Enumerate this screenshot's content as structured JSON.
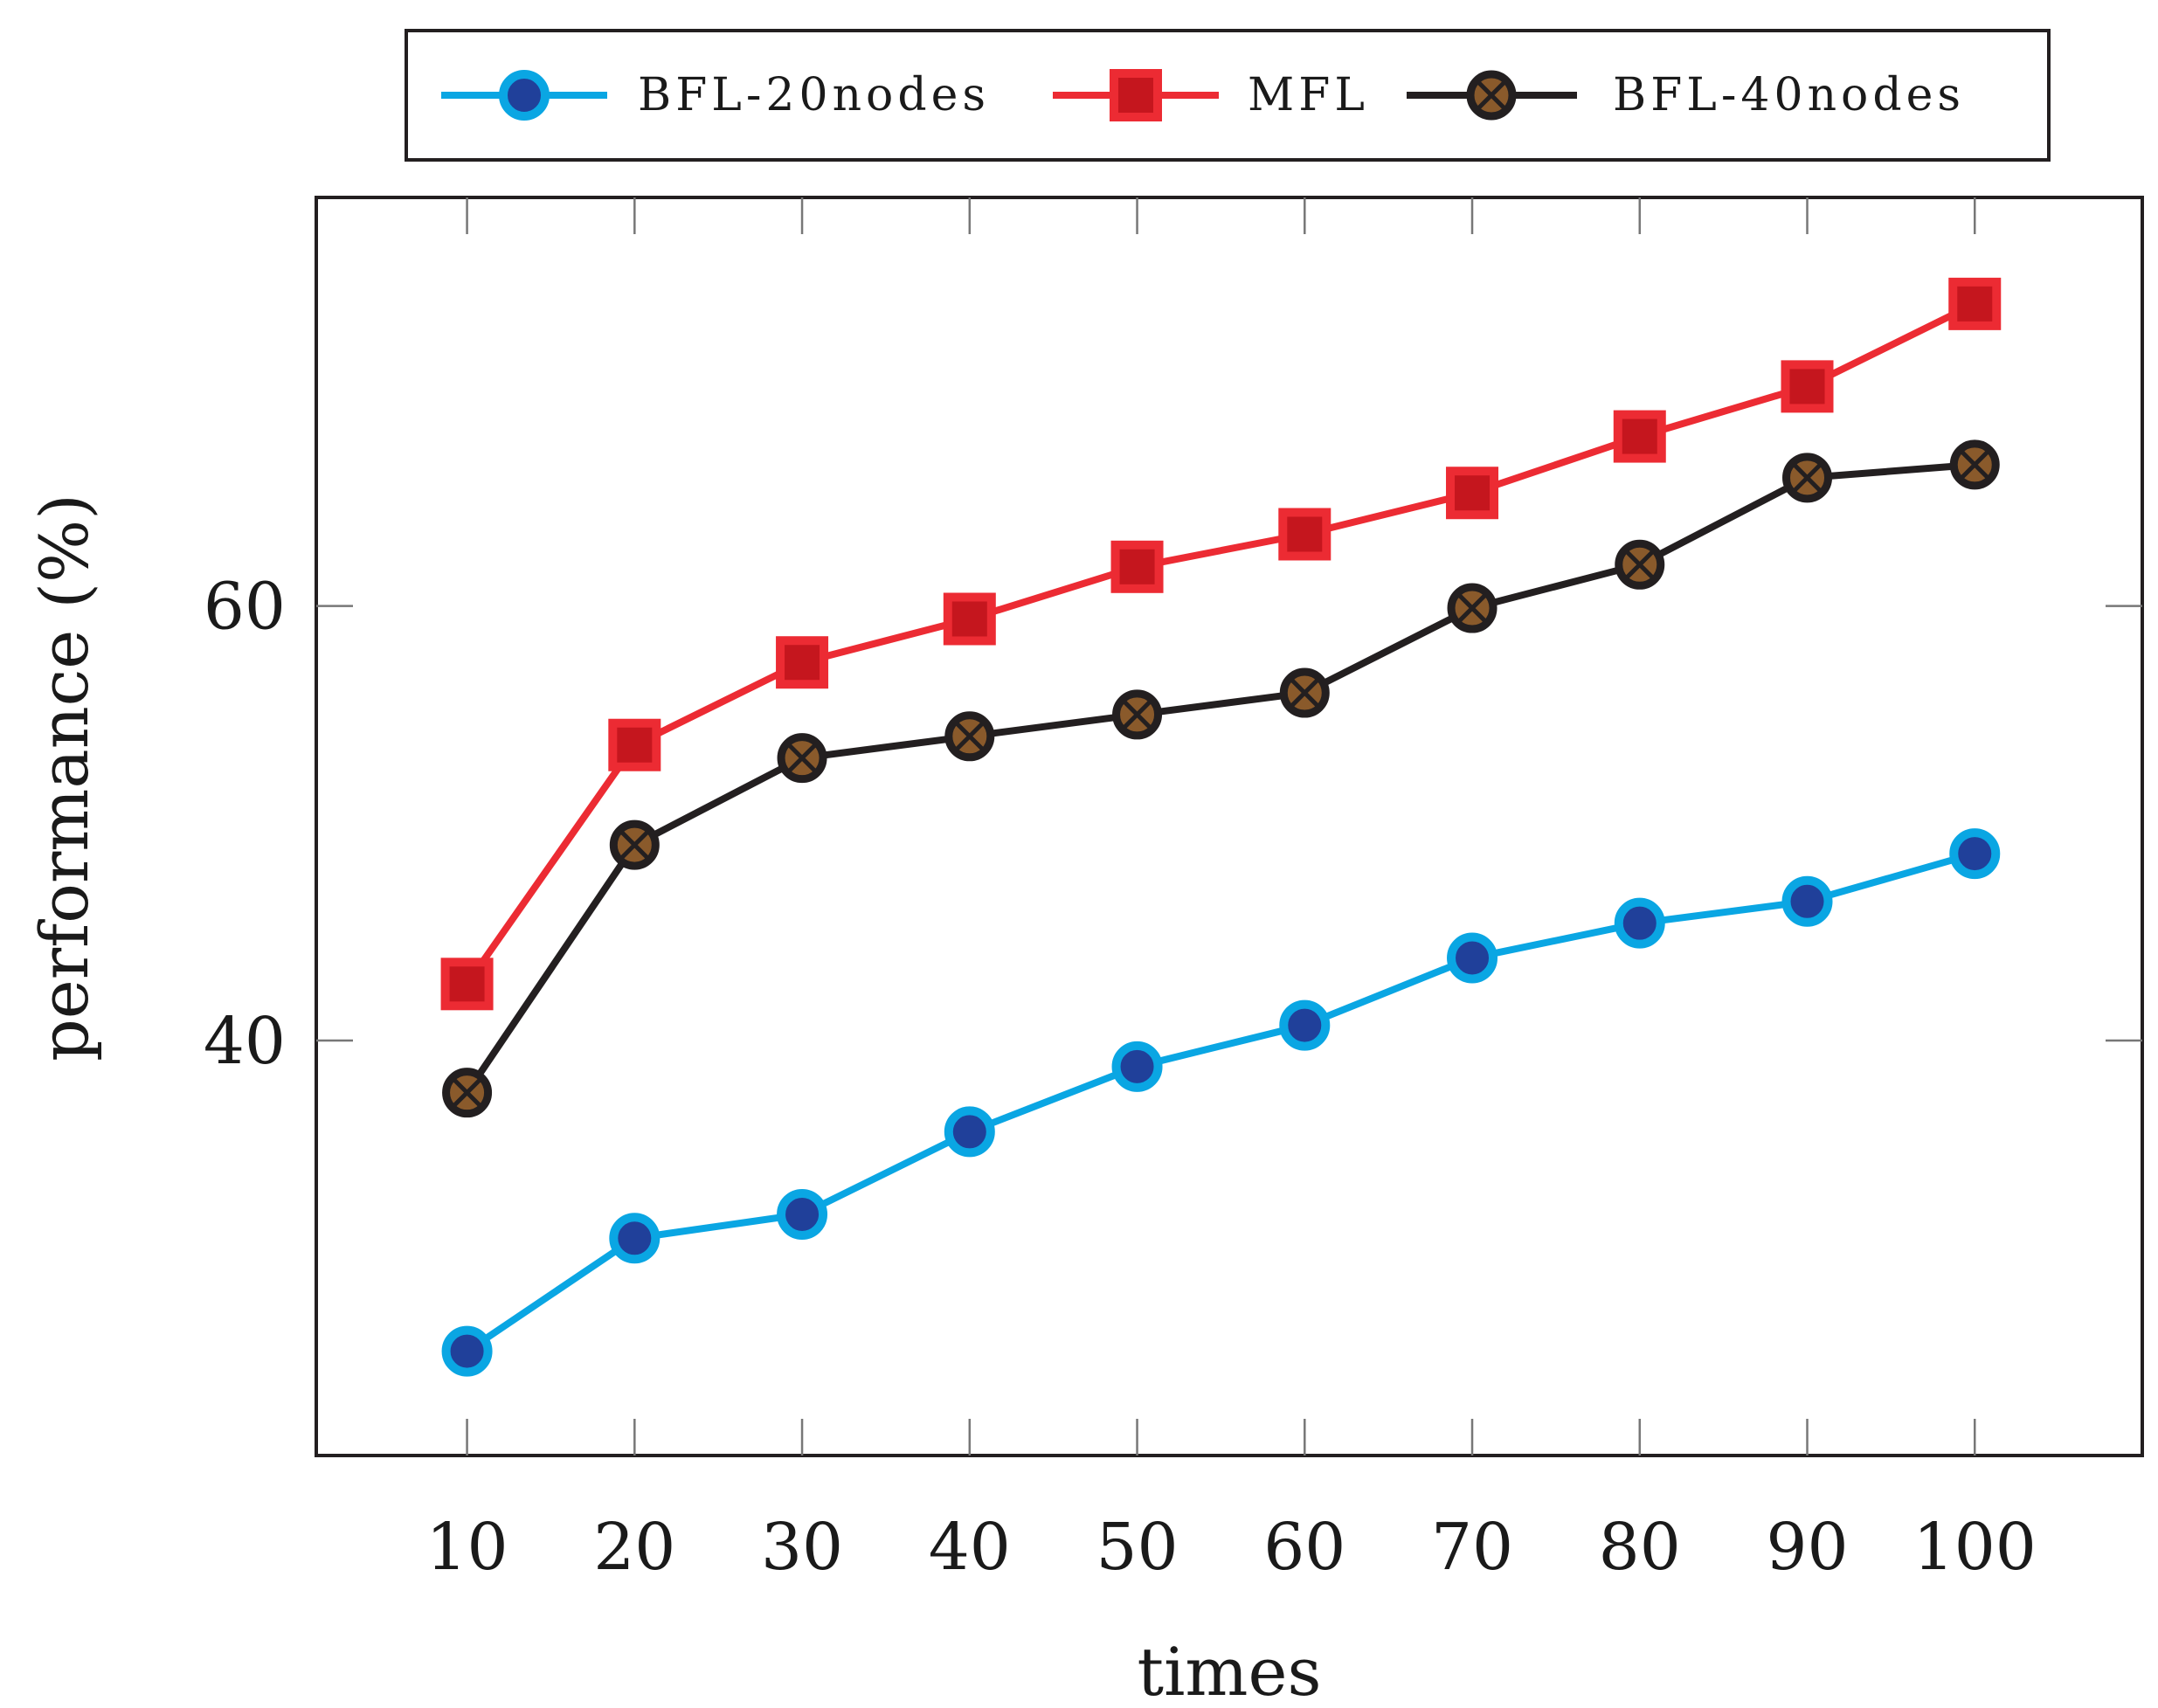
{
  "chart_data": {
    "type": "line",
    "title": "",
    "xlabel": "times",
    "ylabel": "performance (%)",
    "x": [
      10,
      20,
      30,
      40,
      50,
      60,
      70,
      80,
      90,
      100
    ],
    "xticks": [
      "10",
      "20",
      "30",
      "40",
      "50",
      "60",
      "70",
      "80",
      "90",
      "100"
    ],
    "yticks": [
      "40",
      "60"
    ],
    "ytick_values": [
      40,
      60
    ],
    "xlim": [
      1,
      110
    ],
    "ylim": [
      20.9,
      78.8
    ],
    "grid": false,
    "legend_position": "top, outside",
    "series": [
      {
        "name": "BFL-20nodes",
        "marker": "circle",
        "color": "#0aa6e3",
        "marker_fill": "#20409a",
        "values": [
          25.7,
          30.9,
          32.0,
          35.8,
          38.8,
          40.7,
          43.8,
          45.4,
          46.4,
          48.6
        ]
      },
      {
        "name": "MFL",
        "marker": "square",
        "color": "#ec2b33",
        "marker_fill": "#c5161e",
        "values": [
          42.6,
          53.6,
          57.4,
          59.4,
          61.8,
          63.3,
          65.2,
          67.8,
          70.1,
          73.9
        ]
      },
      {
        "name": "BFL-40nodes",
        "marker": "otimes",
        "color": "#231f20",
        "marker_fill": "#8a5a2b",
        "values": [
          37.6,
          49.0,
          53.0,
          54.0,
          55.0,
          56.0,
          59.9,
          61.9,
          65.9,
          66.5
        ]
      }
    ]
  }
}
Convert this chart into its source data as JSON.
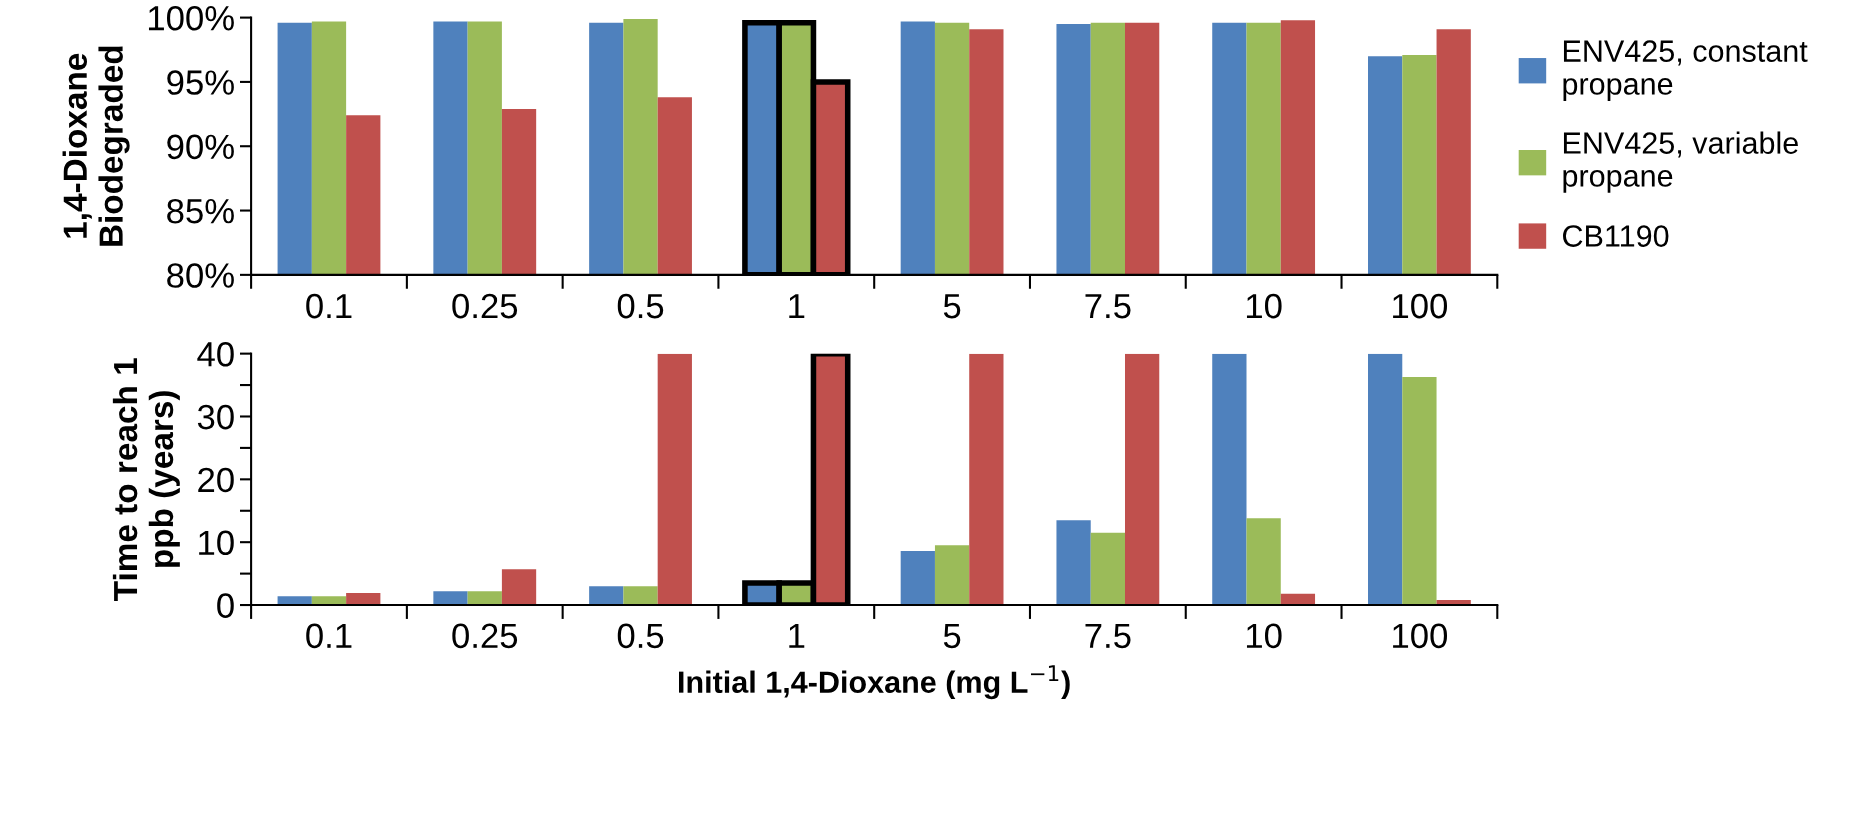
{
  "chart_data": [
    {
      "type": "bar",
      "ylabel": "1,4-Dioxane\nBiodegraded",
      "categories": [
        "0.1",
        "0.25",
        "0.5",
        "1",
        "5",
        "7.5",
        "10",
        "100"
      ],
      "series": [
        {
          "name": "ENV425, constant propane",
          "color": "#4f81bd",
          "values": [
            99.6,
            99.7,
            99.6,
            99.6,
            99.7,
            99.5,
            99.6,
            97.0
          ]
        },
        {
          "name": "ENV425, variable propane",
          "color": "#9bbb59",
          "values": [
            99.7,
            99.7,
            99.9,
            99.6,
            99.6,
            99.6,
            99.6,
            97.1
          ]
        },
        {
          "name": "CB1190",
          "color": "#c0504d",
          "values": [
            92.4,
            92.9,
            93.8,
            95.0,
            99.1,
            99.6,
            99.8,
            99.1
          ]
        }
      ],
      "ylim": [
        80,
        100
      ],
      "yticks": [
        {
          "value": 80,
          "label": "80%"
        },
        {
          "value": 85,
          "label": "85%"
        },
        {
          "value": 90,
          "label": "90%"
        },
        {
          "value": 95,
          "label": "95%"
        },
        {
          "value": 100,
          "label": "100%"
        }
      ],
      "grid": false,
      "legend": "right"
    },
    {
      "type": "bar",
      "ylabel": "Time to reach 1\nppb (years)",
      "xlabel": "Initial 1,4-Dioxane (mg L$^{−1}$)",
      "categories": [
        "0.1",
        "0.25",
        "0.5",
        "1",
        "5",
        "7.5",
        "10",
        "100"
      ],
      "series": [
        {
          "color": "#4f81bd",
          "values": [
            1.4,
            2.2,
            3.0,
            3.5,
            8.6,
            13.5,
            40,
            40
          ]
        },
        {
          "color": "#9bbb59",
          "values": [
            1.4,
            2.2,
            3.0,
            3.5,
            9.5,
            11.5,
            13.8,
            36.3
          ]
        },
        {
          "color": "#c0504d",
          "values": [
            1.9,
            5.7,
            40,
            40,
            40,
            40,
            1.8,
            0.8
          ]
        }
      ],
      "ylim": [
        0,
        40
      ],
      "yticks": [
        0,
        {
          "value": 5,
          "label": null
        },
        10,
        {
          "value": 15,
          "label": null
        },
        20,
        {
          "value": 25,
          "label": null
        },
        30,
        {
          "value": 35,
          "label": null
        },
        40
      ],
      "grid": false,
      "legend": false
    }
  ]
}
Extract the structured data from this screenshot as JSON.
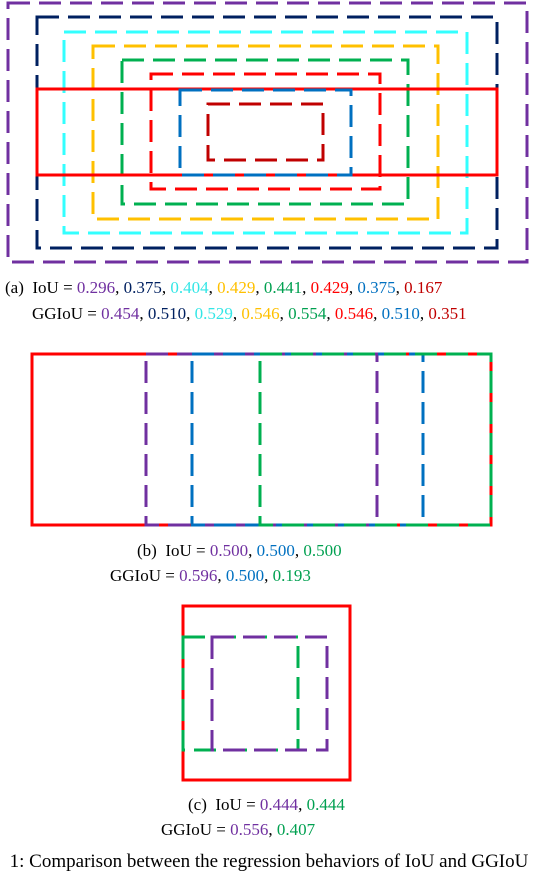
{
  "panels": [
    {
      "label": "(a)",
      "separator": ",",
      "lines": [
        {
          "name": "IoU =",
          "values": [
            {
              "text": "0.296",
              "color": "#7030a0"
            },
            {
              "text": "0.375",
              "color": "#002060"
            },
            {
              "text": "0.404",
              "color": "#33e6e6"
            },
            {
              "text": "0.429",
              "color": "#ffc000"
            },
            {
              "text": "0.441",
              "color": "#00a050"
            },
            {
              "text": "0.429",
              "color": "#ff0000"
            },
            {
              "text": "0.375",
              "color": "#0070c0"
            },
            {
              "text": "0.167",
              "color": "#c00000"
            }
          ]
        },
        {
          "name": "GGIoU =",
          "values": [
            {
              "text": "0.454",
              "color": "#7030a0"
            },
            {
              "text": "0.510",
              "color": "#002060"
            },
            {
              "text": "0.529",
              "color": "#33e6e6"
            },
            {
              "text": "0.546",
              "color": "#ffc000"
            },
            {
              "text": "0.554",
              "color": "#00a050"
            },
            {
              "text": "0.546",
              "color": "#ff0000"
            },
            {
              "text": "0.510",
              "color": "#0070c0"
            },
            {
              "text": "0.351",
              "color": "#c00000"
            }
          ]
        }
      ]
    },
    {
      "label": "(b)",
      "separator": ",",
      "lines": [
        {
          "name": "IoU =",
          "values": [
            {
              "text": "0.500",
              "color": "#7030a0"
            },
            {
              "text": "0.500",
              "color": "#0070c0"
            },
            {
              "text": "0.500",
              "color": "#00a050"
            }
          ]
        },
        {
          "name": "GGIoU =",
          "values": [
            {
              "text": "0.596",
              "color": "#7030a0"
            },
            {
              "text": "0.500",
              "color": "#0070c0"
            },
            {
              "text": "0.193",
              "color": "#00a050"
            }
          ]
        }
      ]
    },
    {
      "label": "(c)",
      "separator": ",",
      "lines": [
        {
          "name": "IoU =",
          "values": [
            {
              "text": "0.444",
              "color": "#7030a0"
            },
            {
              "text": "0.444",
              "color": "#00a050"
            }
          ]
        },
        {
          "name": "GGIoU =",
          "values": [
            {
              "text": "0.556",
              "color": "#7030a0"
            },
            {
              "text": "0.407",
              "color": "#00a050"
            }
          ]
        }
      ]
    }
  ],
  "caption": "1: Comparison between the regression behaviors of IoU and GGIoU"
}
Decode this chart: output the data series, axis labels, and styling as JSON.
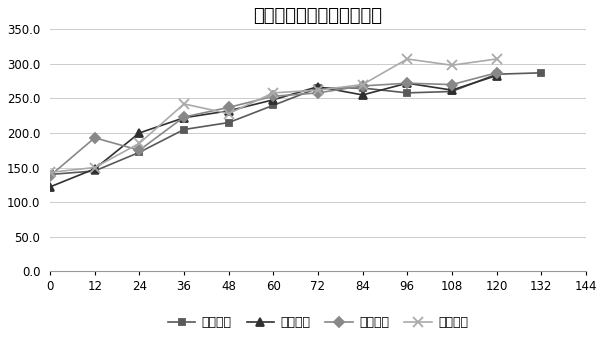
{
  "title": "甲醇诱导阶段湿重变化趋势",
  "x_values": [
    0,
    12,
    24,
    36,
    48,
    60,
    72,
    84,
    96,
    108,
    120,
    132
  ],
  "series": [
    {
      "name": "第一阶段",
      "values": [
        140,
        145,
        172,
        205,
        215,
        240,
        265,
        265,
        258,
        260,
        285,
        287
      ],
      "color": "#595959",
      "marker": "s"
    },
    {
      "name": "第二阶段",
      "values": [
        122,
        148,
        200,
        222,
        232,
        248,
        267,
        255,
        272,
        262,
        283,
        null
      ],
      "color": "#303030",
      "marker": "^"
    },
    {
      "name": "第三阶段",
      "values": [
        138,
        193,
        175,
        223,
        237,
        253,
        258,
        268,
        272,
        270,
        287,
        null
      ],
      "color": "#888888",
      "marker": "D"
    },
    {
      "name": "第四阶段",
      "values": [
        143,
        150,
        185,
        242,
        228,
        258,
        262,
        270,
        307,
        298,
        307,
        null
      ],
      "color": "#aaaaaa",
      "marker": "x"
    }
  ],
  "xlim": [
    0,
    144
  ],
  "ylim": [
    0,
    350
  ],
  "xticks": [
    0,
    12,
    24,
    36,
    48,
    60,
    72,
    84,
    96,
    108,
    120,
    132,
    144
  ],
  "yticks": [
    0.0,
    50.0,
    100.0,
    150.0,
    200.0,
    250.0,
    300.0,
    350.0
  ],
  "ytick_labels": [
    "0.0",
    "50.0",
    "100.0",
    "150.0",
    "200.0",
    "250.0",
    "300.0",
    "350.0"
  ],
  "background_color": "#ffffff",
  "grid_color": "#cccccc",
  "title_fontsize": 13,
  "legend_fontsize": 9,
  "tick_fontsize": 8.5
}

——

What is being asked: Copy out every line in the listing where the word "Dioxane" appears.

Response below:
      "ylabel": "1,4-Dioxane\nBiodegraded",
      "xlabel": "Initial 1,4-Dioxane (mg L$^{−1}$)",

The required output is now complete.